# What you are asked to do
Beneath this task is a listing; retype all of it exactly.

BEGIN Listed records

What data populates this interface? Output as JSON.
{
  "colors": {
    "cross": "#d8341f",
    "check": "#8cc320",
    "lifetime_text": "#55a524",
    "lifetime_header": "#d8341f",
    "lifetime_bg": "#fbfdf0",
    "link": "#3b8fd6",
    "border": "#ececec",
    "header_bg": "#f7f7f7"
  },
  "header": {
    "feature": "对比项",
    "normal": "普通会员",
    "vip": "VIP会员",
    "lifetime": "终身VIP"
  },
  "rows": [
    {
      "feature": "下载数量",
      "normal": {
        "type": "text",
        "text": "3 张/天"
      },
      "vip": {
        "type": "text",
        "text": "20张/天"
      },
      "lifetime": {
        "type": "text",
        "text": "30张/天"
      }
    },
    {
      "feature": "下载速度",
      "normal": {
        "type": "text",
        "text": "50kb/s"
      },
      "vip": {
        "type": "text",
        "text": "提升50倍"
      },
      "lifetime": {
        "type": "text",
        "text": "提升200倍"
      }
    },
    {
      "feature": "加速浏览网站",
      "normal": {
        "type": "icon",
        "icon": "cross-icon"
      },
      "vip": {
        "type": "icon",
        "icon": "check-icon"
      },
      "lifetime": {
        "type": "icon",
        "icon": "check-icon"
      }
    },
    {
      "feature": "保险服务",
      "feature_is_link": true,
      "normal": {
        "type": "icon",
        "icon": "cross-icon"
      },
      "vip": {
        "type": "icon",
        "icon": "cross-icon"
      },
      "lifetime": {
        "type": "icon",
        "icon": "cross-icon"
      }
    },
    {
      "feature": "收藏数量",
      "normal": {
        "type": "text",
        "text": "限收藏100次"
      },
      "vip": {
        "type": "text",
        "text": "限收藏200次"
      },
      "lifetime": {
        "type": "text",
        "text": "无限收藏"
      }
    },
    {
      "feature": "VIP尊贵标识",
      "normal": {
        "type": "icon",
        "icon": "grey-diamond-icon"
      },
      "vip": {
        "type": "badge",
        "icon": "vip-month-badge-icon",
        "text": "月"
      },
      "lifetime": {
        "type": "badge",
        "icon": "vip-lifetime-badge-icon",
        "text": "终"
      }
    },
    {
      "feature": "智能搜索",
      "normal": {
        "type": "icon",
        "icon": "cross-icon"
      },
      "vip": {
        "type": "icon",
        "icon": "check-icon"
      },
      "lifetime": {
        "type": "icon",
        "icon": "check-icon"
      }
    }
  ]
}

END Listed records

# Task answer
What data populates this interface? Output as JSON.
{
  "colors": {
    "cross": "#d8341f",
    "check": "#8cc320",
    "lifetime_text": "#55a524",
    "lifetime_header": "#d8341f",
    "lifetime_bg": "#fbfdf0",
    "link": "#3b8fd6",
    "border": "#ececec",
    "header_bg": "#f7f7f7"
  },
  "header": {
    "feature": "对比项",
    "normal": "普通会员",
    "vip": "VIP会员",
    "lifetime": "终身VIP"
  },
  "rows": [
    {
      "feature": "下载数量",
      "normal": {
        "type": "text",
        "text": "3 张/天"
      },
      "vip": {
        "type": "text",
        "text": "20张/天"
      },
      "lifetime": {
        "type": "text",
        "text": "30张/天"
      }
    },
    {
      "feature": "下载速度",
      "normal": {
        "type": "text",
        "text": "50kb/s"
      },
      "vip": {
        "type": "text",
        "text": "提升50倍"
      },
      "lifetime": {
        "type": "text",
        "text": "提升200倍"
      }
    },
    {
      "feature": "加速浏览网站",
      "normal": {
        "type": "icon",
        "icon": "cross-icon"
      },
      "vip": {
        "type": "icon",
        "icon": "check-icon"
      },
      "lifetime": {
        "type": "icon",
        "icon": "check-icon"
      }
    },
    {
      "feature": "保险服务",
      "feature_is_link": true,
      "normal": {
        "type": "icon",
        "icon": "cross-icon"
      },
      "vip": {
        "type": "icon",
        "icon": "cross-icon"
      },
      "lifetime": {
        "type": "icon",
        "icon": "cross-icon"
      }
    },
    {
      "feature": "收藏数量",
      "normal": {
        "type": "text",
        "text": "限收藏100次"
      },
      "vip": {
        "type": "text",
        "text": "限收藏200次"
      },
      "lifetime": {
        "type": "text",
        "text": "无限收藏"
      }
    },
    {
      "feature": "VIP尊贵标识",
      "normal": {
        "type": "icon",
        "icon": "grey-diamond-icon"
      },
      "vip": {
        "type": "badge",
        "icon": "vip-month-badge-icon",
        "text": "月"
      },
      "lifetime": {
        "type": "badge",
        "icon": "vip-lifetime-badge-icon",
        "text": "终"
      }
    },
    {
      "feature": "智能搜索",
      "normal": {
        "type": "icon",
        "icon": "cross-icon"
      },
      "vip": {
        "type": "icon",
        "icon": "check-icon"
      },
      "lifetime": {
        "type": "icon",
        "icon": "check-icon"
      }
    }
  ]
}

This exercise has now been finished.